→ EXERCISE MATERIAL:

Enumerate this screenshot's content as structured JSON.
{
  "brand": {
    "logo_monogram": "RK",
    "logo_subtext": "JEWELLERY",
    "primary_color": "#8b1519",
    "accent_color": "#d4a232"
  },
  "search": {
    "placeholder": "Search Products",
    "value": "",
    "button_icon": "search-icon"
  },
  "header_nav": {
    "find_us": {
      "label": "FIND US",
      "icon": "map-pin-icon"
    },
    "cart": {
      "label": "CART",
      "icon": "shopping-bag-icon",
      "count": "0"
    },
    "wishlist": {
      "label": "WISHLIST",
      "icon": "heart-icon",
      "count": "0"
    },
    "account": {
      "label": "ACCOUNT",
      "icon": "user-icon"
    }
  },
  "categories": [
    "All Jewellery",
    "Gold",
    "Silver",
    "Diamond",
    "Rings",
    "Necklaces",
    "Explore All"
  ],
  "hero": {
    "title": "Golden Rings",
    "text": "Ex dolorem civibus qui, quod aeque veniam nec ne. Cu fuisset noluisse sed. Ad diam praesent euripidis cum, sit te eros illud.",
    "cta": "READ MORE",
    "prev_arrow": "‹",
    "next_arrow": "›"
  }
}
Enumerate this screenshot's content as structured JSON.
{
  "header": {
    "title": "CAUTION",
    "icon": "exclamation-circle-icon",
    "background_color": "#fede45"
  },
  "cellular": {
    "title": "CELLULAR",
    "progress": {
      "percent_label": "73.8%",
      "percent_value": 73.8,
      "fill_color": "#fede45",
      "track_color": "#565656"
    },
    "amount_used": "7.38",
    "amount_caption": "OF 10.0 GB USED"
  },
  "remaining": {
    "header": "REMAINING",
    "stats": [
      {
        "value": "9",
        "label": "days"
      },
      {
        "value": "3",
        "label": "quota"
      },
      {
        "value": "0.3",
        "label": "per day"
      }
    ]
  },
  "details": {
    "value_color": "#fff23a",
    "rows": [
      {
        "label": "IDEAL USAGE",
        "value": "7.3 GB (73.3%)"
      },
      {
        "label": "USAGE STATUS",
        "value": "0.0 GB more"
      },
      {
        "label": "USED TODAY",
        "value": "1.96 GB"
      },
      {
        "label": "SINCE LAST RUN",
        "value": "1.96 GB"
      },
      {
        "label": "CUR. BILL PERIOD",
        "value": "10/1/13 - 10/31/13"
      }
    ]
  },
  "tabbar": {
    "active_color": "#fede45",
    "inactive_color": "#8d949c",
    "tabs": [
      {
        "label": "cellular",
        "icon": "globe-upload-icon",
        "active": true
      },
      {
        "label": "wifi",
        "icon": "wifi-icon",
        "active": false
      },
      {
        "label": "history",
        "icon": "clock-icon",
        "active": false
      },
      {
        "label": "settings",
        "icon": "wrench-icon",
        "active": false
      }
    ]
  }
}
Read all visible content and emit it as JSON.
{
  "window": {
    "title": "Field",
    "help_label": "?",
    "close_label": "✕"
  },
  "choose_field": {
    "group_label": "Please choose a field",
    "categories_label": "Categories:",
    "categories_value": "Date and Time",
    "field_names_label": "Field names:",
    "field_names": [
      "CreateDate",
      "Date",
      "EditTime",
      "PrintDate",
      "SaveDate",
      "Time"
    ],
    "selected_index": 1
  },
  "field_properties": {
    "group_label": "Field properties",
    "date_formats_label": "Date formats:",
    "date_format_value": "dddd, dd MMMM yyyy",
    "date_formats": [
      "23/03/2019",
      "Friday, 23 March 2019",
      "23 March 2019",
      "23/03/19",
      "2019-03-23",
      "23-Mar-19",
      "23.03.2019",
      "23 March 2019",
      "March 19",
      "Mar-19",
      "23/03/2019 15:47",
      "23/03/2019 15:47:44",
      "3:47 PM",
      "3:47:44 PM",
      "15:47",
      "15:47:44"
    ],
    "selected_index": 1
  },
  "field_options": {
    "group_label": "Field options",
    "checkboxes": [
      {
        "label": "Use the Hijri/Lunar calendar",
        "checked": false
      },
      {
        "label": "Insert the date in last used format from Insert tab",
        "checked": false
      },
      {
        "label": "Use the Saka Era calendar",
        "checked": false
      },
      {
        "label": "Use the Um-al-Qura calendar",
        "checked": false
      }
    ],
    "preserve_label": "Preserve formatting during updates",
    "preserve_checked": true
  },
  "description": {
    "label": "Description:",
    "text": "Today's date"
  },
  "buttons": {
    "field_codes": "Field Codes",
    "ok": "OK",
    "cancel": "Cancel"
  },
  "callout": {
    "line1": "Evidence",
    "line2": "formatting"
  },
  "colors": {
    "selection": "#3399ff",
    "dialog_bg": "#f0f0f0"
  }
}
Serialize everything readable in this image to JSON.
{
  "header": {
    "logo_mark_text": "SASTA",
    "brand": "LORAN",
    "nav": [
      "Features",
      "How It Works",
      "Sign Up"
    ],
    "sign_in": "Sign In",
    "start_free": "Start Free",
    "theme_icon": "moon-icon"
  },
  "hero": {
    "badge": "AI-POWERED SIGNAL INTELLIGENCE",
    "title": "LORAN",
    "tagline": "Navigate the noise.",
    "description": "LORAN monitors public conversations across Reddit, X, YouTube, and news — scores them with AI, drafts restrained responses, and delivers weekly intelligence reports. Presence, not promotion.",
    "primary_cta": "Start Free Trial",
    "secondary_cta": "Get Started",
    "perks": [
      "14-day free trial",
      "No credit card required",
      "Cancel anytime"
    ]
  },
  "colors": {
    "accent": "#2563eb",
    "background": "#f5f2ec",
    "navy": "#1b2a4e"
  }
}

→ WHAT IS ASKED:
Go through the records and gather the lines that hold "March".

→ COMPLETED TASK:
      "Friday, 23 March 2019",
      "23 March 2019",
      "23 March 2019",
      "March 19",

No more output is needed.